-- To do --
In the listing below, count the lines with "name" and report only the figure.

-- Chart and figure data --
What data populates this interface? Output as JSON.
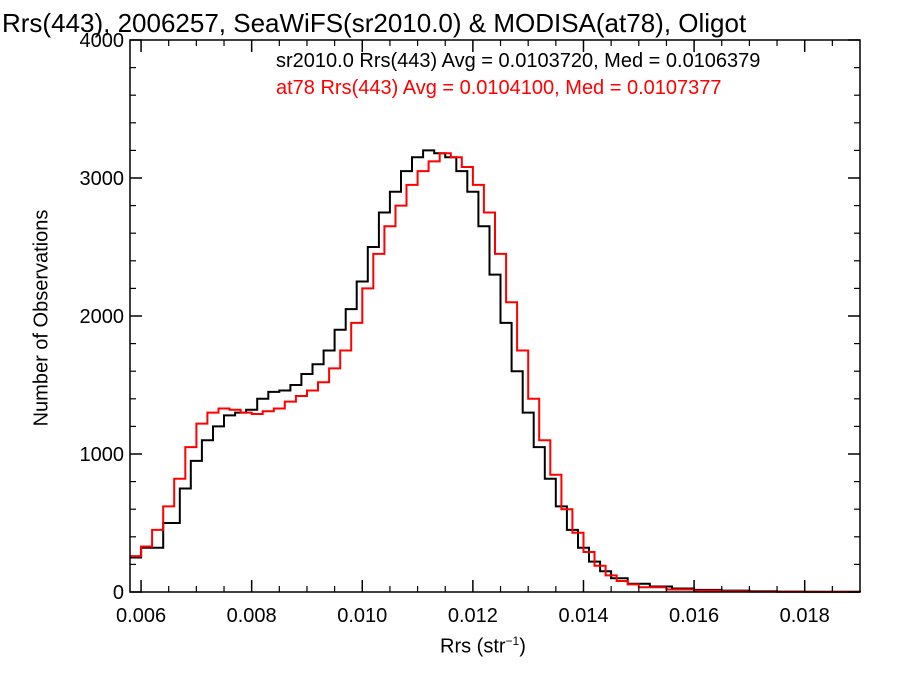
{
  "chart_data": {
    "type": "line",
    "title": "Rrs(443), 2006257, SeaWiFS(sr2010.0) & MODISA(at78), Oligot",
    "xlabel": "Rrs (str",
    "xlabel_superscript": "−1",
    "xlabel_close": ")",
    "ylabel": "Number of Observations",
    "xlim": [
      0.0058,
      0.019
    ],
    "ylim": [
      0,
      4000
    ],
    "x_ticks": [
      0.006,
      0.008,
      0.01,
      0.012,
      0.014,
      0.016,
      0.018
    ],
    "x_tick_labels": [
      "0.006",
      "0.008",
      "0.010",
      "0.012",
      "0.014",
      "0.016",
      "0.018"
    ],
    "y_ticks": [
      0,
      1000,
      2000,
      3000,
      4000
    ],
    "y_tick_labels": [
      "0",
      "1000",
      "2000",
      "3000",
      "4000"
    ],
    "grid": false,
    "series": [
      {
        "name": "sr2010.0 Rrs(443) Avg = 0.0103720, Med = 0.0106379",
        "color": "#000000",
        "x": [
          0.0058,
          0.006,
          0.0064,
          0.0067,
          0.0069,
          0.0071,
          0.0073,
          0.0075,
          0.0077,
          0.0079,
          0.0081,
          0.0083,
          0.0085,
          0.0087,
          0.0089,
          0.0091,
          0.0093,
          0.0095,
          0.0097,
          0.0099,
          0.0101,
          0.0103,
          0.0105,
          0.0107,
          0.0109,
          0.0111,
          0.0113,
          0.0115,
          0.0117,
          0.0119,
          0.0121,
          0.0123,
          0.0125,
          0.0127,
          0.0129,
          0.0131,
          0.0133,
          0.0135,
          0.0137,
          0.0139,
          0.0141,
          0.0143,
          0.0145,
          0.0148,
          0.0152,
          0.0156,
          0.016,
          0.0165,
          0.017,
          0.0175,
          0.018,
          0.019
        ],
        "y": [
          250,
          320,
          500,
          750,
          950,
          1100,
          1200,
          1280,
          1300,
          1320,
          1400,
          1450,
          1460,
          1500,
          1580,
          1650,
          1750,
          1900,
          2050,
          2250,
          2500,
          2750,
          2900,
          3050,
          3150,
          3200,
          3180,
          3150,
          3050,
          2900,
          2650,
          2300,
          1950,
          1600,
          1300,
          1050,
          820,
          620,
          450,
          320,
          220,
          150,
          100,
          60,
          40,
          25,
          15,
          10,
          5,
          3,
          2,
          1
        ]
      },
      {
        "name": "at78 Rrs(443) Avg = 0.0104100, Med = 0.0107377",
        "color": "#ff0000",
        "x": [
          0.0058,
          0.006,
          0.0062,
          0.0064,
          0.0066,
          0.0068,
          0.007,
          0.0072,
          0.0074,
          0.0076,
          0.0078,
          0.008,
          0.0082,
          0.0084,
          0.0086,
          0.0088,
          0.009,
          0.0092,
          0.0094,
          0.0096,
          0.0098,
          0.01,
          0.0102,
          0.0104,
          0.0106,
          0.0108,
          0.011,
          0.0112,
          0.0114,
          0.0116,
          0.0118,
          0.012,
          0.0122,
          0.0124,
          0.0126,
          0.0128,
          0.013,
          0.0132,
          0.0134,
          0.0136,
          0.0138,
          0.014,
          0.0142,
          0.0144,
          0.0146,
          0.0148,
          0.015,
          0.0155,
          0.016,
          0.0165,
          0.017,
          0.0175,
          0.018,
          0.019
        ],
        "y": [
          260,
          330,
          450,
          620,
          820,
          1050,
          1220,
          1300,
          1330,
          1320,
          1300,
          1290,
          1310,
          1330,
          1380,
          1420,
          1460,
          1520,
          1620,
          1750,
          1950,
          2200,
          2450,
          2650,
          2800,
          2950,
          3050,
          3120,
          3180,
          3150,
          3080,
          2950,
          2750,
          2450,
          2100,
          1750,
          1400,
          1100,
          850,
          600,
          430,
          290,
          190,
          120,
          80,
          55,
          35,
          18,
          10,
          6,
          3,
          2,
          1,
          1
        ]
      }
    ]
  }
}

-- Problem solution --
2